• [Written exercise]
Each record needs to be echoed exactly; can you do that?

[START Stored records]

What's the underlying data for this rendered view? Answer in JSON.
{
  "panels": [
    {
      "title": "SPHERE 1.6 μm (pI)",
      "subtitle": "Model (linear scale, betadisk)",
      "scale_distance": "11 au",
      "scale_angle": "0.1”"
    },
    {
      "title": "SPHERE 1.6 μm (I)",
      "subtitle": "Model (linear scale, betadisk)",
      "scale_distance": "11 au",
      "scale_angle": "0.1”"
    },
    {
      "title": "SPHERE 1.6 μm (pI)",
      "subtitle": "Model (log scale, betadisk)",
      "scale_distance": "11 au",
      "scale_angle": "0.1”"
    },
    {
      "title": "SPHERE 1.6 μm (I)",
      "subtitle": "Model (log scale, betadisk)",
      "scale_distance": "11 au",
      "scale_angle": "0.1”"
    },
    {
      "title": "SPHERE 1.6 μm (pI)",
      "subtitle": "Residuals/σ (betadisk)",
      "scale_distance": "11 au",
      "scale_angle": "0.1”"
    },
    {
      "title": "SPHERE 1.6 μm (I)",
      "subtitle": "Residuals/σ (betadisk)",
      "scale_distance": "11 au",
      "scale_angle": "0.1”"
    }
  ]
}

[END Stored records]

• [Result for this task]
What's the underlying data for this rendered view? Answer in JSON.
{
  "panels": [
    {
      "title": "SPHERE 1.6 μm (pI)",
      "subtitle": "Model (linear scale, betadisk)",
      "scale_distance": "11 au",
      "scale_angle": "0.1”"
    },
    {
      "title": "SPHERE 1.6 μm (I)",
      "subtitle": "Model (linear scale, betadisk)",
      "scale_distance": "11 au",
      "scale_angle": "0.1”"
    },
    {
      "title": "SPHERE 1.6 μm (pI)",
      "subtitle": "Model (log scale, betadisk)",
      "scale_distance": "11 au",
      "scale_angle": "0.1”"
    },
    {
      "title": "SPHERE 1.6 μm (I)",
      "subtitle": "Model (log scale, betadisk)",
      "scale_distance": "11 au",
      "scale_angle": "0.1”"
    },
    {
      "title": "SPHERE 1.6 μm (pI)",
      "subtitle": "Residuals/σ (betadisk)",
      "scale_distance": "11 au",
      "scale_angle": "0.1”"
    },
    {
      "title": "SPHERE 1.6 μm (I)",
      "subtitle": "Residuals/σ (betadisk)",
      "scale_distance": "11 au",
      "scale_angle": "0.1”"
    }
  ]
}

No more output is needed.